• Task details
Transcribe all of the material exactly, except for its pictures.

• Extracted material
....................

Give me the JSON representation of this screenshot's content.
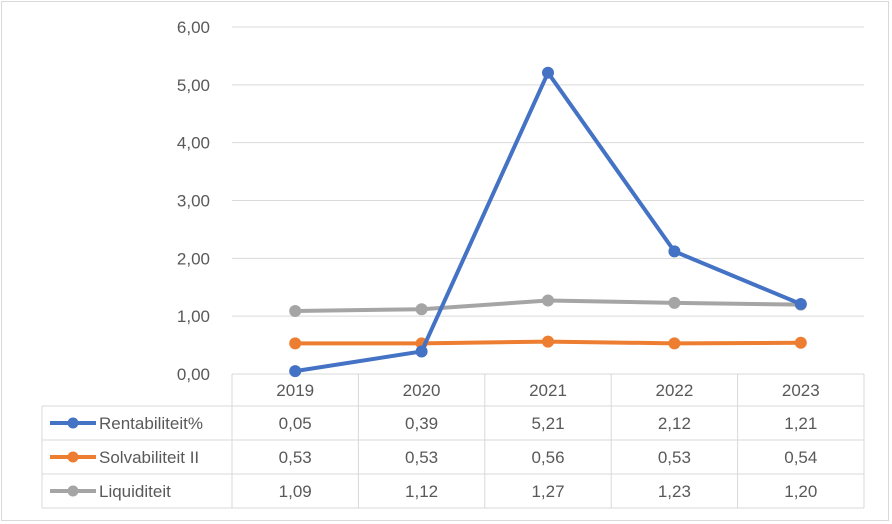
{
  "chart_data": {
    "type": "line",
    "title": "",
    "xlabel": "",
    "ylabel": "",
    "ylim": [
      0,
      6
    ],
    "yticks": [
      "0,00",
      "1,00",
      "2,00",
      "3,00",
      "4,00",
      "5,00",
      "6,00"
    ],
    "grid": true,
    "legend": "data-table",
    "categories": [
      "2019",
      "2020",
      "2021",
      "2022",
      "2023"
    ],
    "series": [
      {
        "name": "Rentabiliteit%",
        "color": "#4472c4",
        "values": [
          0.05,
          0.39,
          5.21,
          2.12,
          1.21
        ],
        "labels": [
          "0,05",
          "0,39",
          "5,21",
          "2,12",
          "1,21"
        ]
      },
      {
        "name": "Solvabiliteit II",
        "color": "#ed7d31",
        "values": [
          0.53,
          0.53,
          0.56,
          0.53,
          0.54
        ],
        "labels": [
          "0,53",
          "0,53",
          "0,56",
          "0,53",
          "0,54"
        ]
      },
      {
        "name": "Liquiditeit",
        "color": "#a5a5a5",
        "values": [
          1.09,
          1.12,
          1.27,
          1.23,
          1.2
        ],
        "labels": [
          "1,09",
          "1,12",
          "1,27",
          "1,23",
          "1,20"
        ]
      }
    ]
  }
}
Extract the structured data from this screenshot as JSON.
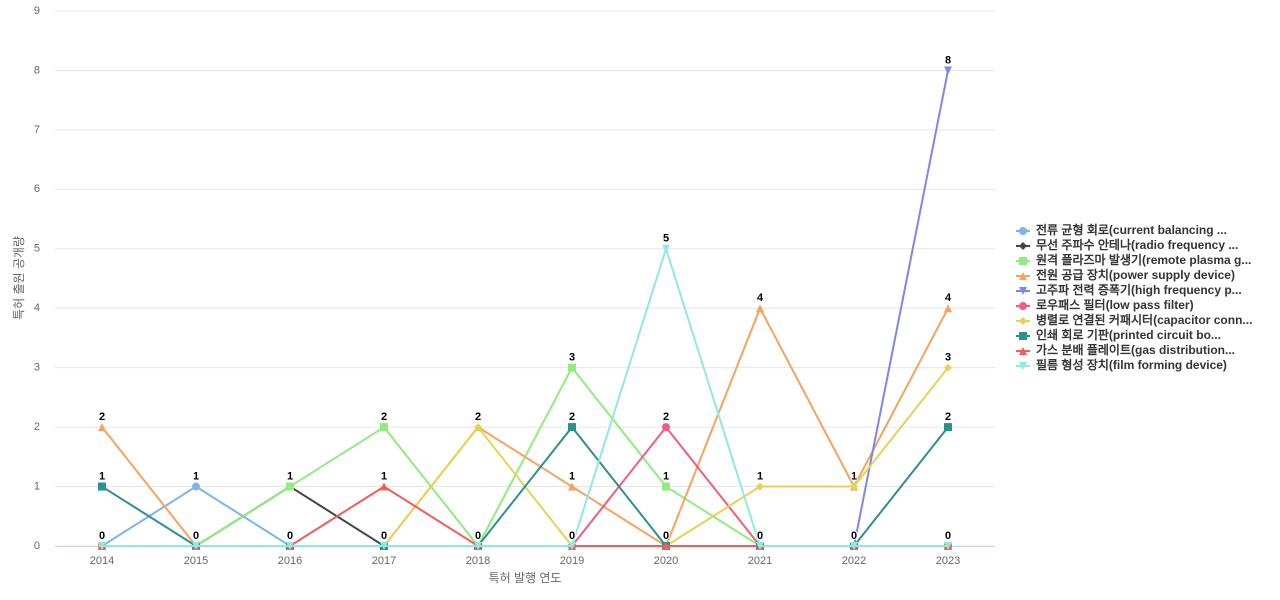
{
  "chart_data": {
    "type": "line",
    "x_label": "특허 발행 연도",
    "y_label": "특허 출원 공개량",
    "categories": [
      "2014",
      "2015",
      "2016",
      "2017",
      "2018",
      "2019",
      "2020",
      "2021",
      "2022",
      "2023"
    ],
    "ylim": [
      0,
      9
    ],
    "yticks": [
      0,
      1,
      2,
      3,
      4,
      5,
      6,
      7,
      8,
      9
    ],
    "grid": true,
    "legend": "right",
    "series": [
      {
        "name": "전류 균형 회로(current balancing ...",
        "color": "#7cb5ec",
        "values": [
          0,
          1,
          0,
          0,
          0,
          0,
          0,
          0,
          0,
          0
        ]
      },
      {
        "name": "무선 주파수 안테나(radio frequency ...",
        "color": "#434348",
        "values": [
          0,
          0,
          1,
          0,
          0,
          0,
          0,
          0,
          0,
          0
        ]
      },
      {
        "name": "원격 플라즈마 발생기(remote plasma g...",
        "color": "#90ed7d",
        "values": [
          0,
          0,
          1,
          2,
          0,
          3,
          1,
          0,
          0,
          0
        ]
      },
      {
        "name": "전원 공급 장치(power supply device)",
        "color": "#f7a35c",
        "values": [
          2,
          0,
          0,
          0,
          2,
          1,
          0,
          4,
          1,
          4
        ]
      },
      {
        "name": "고주파 전력 증폭기(high frequency p...",
        "color": "#8085e9",
        "values": [
          0,
          0,
          0,
          0,
          0,
          0,
          0,
          0,
          0,
          8
        ]
      },
      {
        "name": "로우패스 필터(low pass filter)",
        "color": "#f15c80",
        "values": [
          0,
          0,
          0,
          0,
          0,
          0,
          2,
          0,
          0,
          0
        ]
      },
      {
        "name": "병렬로 연결된 커패시터(capacitor conn...",
        "color": "#e4d354",
        "values": [
          0,
          0,
          0,
          0,
          2,
          0,
          0,
          1,
          1,
          3
        ]
      },
      {
        "name": "인쇄 회로 기판(printed circuit bo...",
        "color": "#2b908f",
        "values": [
          1,
          0,
          0,
          0,
          0,
          2,
          0,
          0,
          0,
          2
        ]
      },
      {
        "name": "가스 분배 플레이트(gas distribution...",
        "color": "#f45b5b",
        "values": [
          0,
          0,
          0,
          1,
          0,
          0,
          0,
          0,
          0,
          0
        ]
      },
      {
        "name": "필름 형성 장치(film forming device)",
        "color": "#91e8e1",
        "values": [
          0,
          0,
          0,
          0,
          0,
          0,
          5,
          0,
          0,
          0
        ]
      }
    ]
  }
}
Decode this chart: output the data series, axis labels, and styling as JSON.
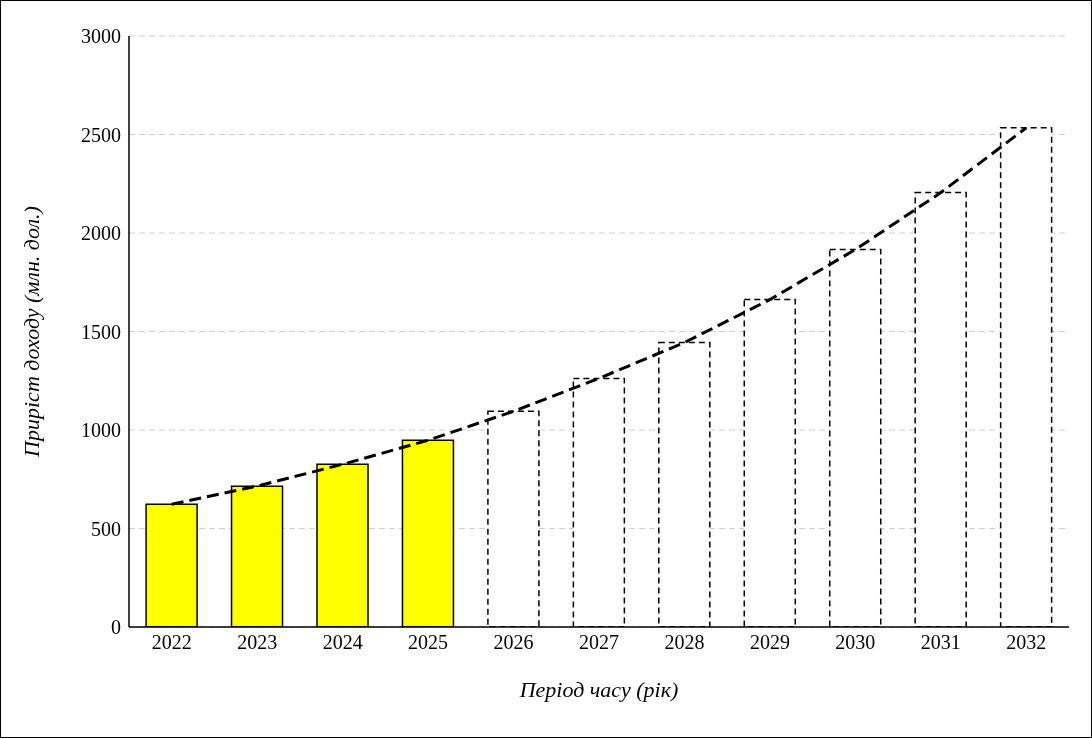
{
  "chart_data": {
    "type": "bar",
    "xlabel": "Період часу (рік)",
    "ylabel": "Приріст доходу (млн. дол.)",
    "categories": [
      "2022",
      "2023",
      "2024",
      "2025",
      "2026",
      "2027",
      "2028",
      "2029",
      "2030",
      "2031",
      "2032"
    ],
    "stacked": true,
    "series": [
      {
        "color": "#ffff00",
        "line_style": "solid",
        "values": [
          623,
          715,
          826,
          948,
          null,
          null,
          null,
          null,
          null,
          null,
          null
        ]
      },
      {
        "color": "#ffffff",
        "line_style": "dashed",
        "values": [
          null,
          null,
          null,
          null,
          1095,
          1262,
          1444,
          1662,
          1916,
          2205,
          2534
        ]
      },
      {
        "type": "line",
        "color": "#000000",
        "line_style": "dashed",
        "marker": "none",
        "values": [
          623,
          715,
          826,
          948,
          1095,
          1262,
          1444,
          1662,
          1916,
          2205,
          2534
        ]
      }
    ],
    "ylim": [
      0,
      3000
    ],
    "yticks": [
      0,
      500,
      1000,
      1500,
      2000,
      2500,
      3000
    ],
    "grid": "y",
    "legend": false
  }
}
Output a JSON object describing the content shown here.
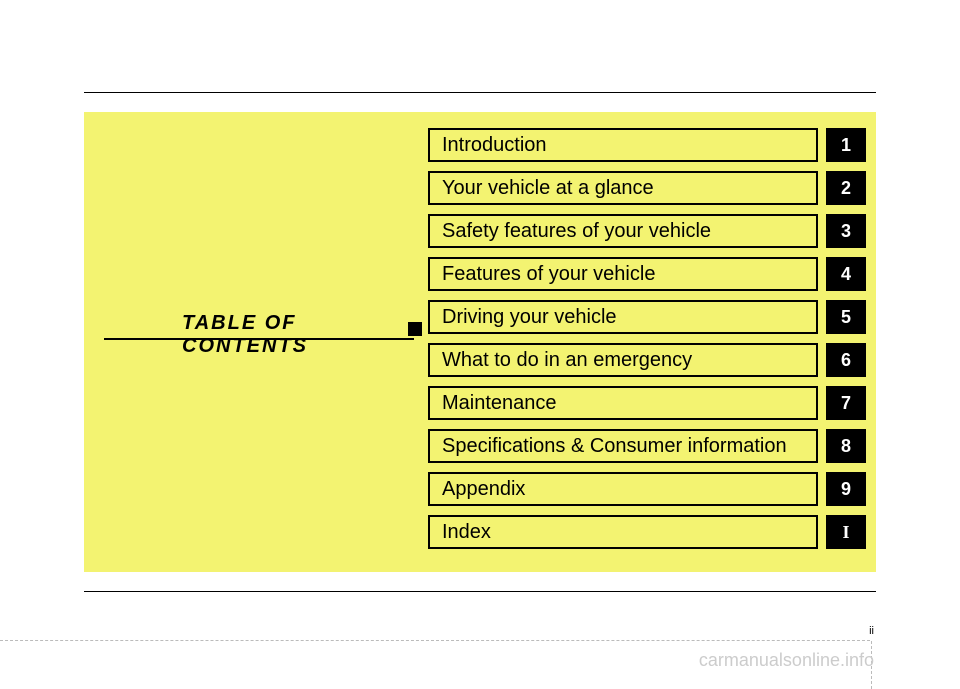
{
  "toc": {
    "title": "TABLE OF CONTENTS",
    "items": [
      {
        "label": "Introduction",
        "tab": "1"
      },
      {
        "label": "Your vehicle at a glance",
        "tab": "2"
      },
      {
        "label": "Safety features of your vehicle",
        "tab": "3"
      },
      {
        "label": "Features of your vehicle",
        "tab": "4"
      },
      {
        "label": "Driving your vehicle",
        "tab": "5"
      },
      {
        "label": "What to do in an emergency",
        "tab": "6"
      },
      {
        "label": "Maintenance",
        "tab": "7"
      },
      {
        "label": "Specifications & Consumer information",
        "tab": "8"
      },
      {
        "label": "Appendix",
        "tab": "9"
      },
      {
        "label": "Index",
        "tab": "I"
      }
    ]
  },
  "page_number": "ii",
  "watermark": "carmanualsonline.info",
  "colors": {
    "panel_bg": "#f3f371",
    "tab_bg": "#000000",
    "tab_text": "#ffffff",
    "border": "#000000",
    "watermark_color": "#cccccc"
  }
}
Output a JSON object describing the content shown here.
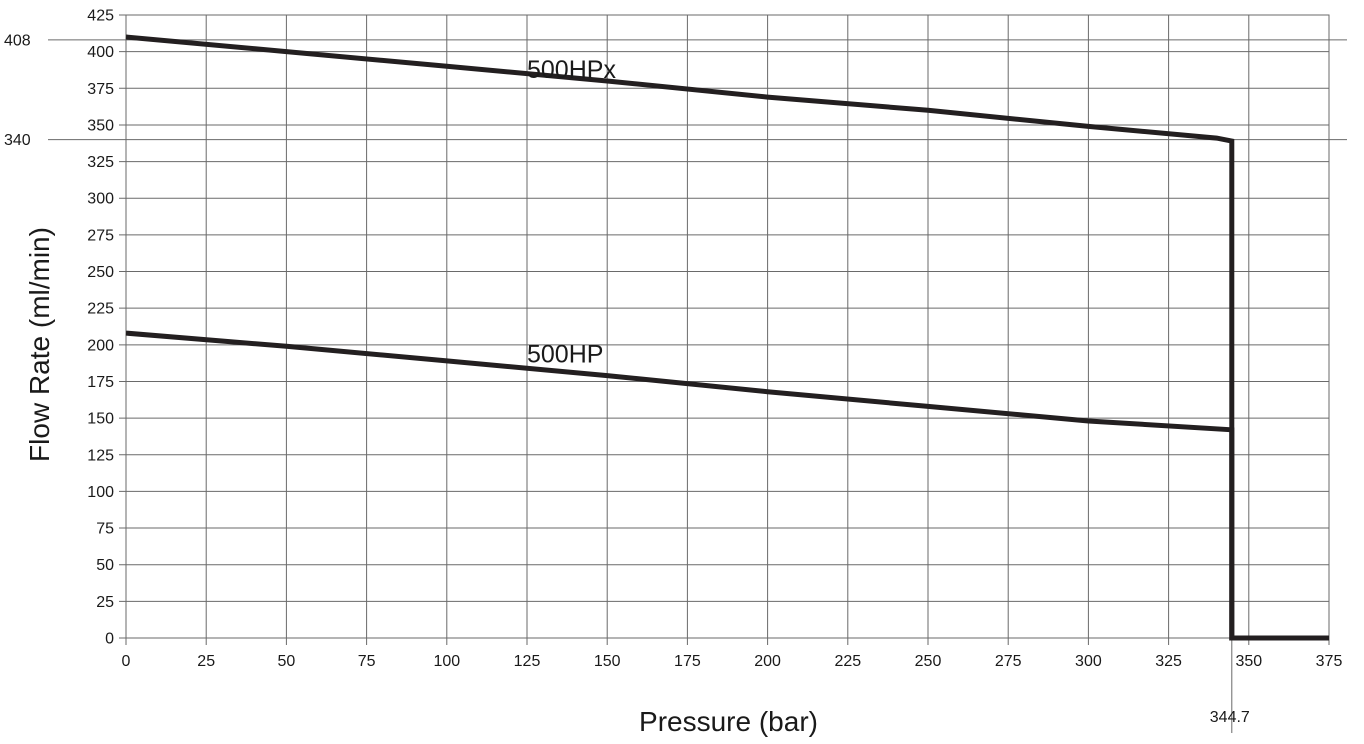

....................

• Answer to this task
Give me the JSON representation of this screenshot's content.
{
  "chart_data": {
    "type": "line",
    "title": "",
    "xlabel": "",
    "ylabel": "",
    "ylim": [
      0,
      6
    ],
    "yticks": [
      "0,00",
      "1,00",
      "2,00",
      "3,00",
      "4,00",
      "5,00",
      "6,00"
    ],
    "grid": true,
    "legend": "data-table",
    "categories": [
      "2019",
      "2020",
      "2021",
      "2022",
      "2023"
    ],
    "series": [
      {
        "name": "Rentabiliteit%",
        "color": "#4472c4",
        "values": [
          0.05,
          0.39,
          5.21,
          2.12,
          1.21
        ],
        "labels": [
          "0,05",
          "0,39",
          "5,21",
          "2,12",
          "1,21"
        ]
      },
      {
        "name": "Solvabiliteit II",
        "color": "#ed7d31",
        "values": [
          0.53,
          0.53,
          0.56,
          0.53,
          0.54
        ],
        "labels": [
          "0,53",
          "0,53",
          "0,56",
          "0,53",
          "0,54"
        ]
      },
      {
        "name": "Liquiditeit",
        "color": "#a5a5a5",
        "values": [
          1.09,
          1.12,
          1.27,
          1.23,
          1.2
        ],
        "labels": [
          "1,09",
          "1,12",
          "1,27",
          "1,23",
          "1,20"
        ]
      }
    ]
  }
}
Extract the structured data from this screenshot as JSON.
{
  "chart_data": {
    "type": "line",
    "x_label": "특허 발행 연도",
    "y_label": "특허 출원 공개량",
    "categories": [
      "2014",
      "2015",
      "2016",
      "2017",
      "2018",
      "2019",
      "2020",
      "2021",
      "2022",
      "2023"
    ],
    "ylim": [
      0,
      9
    ],
    "yticks": [
      0,
      1,
      2,
      3,
      4,
      5,
      6,
      7,
      8,
      9
    ],
    "grid": true,
    "legend": "right",
    "series": [
      {
        "name": "전류 균형 회로(current balancing ...",
        "color": "#7cb5ec",
        "values": [
          0,
          1,
          0,
          0,
          0,
          0,
          0,
          0,
          0,
          0
        ]
      },
      {
        "name": "무선 주파수 안테나(radio frequency ...",
        "color": "#434348",
        "values": [
          0,
          0,
          1,
          0,
          0,
          0,
          0,
          0,
          0,
          0
        ]
      },
      {
        "name": "원격 플라즈마 발생기(remote plasma g...",
        "color": "#90ed7d",
        "values": [
          0,
          0,
          1,
          2,
          0,
          3,
          1,
          0,
          0,
          0
        ]
      },
      {
        "name": "전원 공급 장치(power supply device)",
        "color": "#f7a35c",
        "values": [
          2,
          0,
          0,
          0,
          2,
          1,
          0,
          4,
          1,
          4
        ]
      },
      {
        "name": "고주파 전력 증폭기(high frequency p...",
        "color": "#8085e9",
        "values": [
          0,
          0,
          0,
          0,
          0,
          0,
          0,
          0,
          0,
          8
        ]
      },
      {
        "name": "로우패스 필터(low pass filter)",
        "color": "#f15c80",
        "values": [
          0,
          0,
          0,
          0,
          0,
          0,
          2,
          0,
          0,
          0
        ]
      },
      {
        "name": "병렬로 연결된 커패시터(capacitor conn...",
        "color": "#e4d354",
        "values": [
          0,
          0,
          0,
          0,
          2,
          0,
          0,
          1,
          1,
          3
        ]
      },
      {
        "name": "인쇄 회로 기판(printed circuit bo...",
        "color": "#2b908f",
        "values": [
          1,
          0,
          0,
          0,
          0,
          2,
          0,
          0,
          0,
          2
        ]
      },
      {
        "name": "가스 분배 플레이트(gas distribution...",
        "color": "#f45b5b",
        "values": [
          0,
          0,
          0,
          1,
          0,
          0,
          0,
          0,
          0,
          0
        ]
      },
      {
        "name": "필름 형성 장치(film forming device)",
        "color": "#91e8e1",
        "values": [
          0,
          0,
          0,
          0,
          0,
          0,
          5,
          0,
          0,
          0
        ]
      }
    ]
  }
}
Decode this chart: output the data series, axis labels, and styling as JSON.
{
  "chart_data": {
    "type": "bar",
    "xlabel": "Період часу (рік)",
    "ylabel": "Приріст доходу (млн. дол.)",
    "categories": [
      "2022",
      "2023",
      "2024",
      "2025",
      "2026",
      "2027",
      "2028",
      "2029",
      "2030",
      "2031",
      "2032"
    ],
    "stacked": true,
    "series": [
      {
        "color": "#ffff00",
        "line_style": "solid",
        "values": [
          623,
          715,
          826,
          948,
          null,
          null,
          null,
          null,
          null,
          null,
          null
        ]
      },
      {
        "color": "#ffffff",
        "line_style": "dashed",
        "values": [
          null,
          null,
          null,
          null,
          1095,
          1262,
          1444,
          1662,
          1916,
          2205,
          2534
        ]
      },
      {
        "type": "line",
        "color": "#000000",
        "line_style": "dashed",
        "marker": "none",
        "values": [
          623,
          715,
          826,
          948,
          1095,
          1262,
          1444,
          1662,
          1916,
          2205,
          2534
        ]
      }
    ],
    "ylim": [
      0,
      3000
    ],
    "yticks": [
      0,
      500,
      1000,
      1500,
      2000,
      2500,
      3000
    ],
    "grid": "y",
    "legend": false
  }
}
Output a JSON object describing the content shown here.
{
  "toc": {
    "title": "TABLE OF CONTENTS",
    "items": [
      {
        "label": "Introduction",
        "tab": "1"
      },
      {
        "label": "Your vehicle at a glance",
        "tab": "2"
      },
      {
        "label": "Safety features of your vehicle",
        "tab": "3"
      },
      {
        "label": "Features of your vehicle",
        "tab": "4"
      },
      {
        "label": "Driving your vehicle",
        "tab": "5"
      },
      {
        "label": "What to do in an emergency",
        "tab": "6"
      },
      {
        "label": "Maintenance",
        "tab": "7"
      },
      {
        "label": "Specifications & Consumer information",
        "tab": "8"
      },
      {
        "label": "Appendix",
        "tab": "9"
      },
      {
        "label": "Index",
        "tab": "I"
      }
    ]
  },
  "page_number": "ii",
  "watermark": "carmanualsonline.info",
  "colors": {
    "panel_bg": "#f3f371",
    "tab_bg": "#000000",
    "tab_text": "#ffffff",
    "border": "#000000",
    "watermark_color": "#cccccc"
  }
}
Output a JSON object describing the content shown here.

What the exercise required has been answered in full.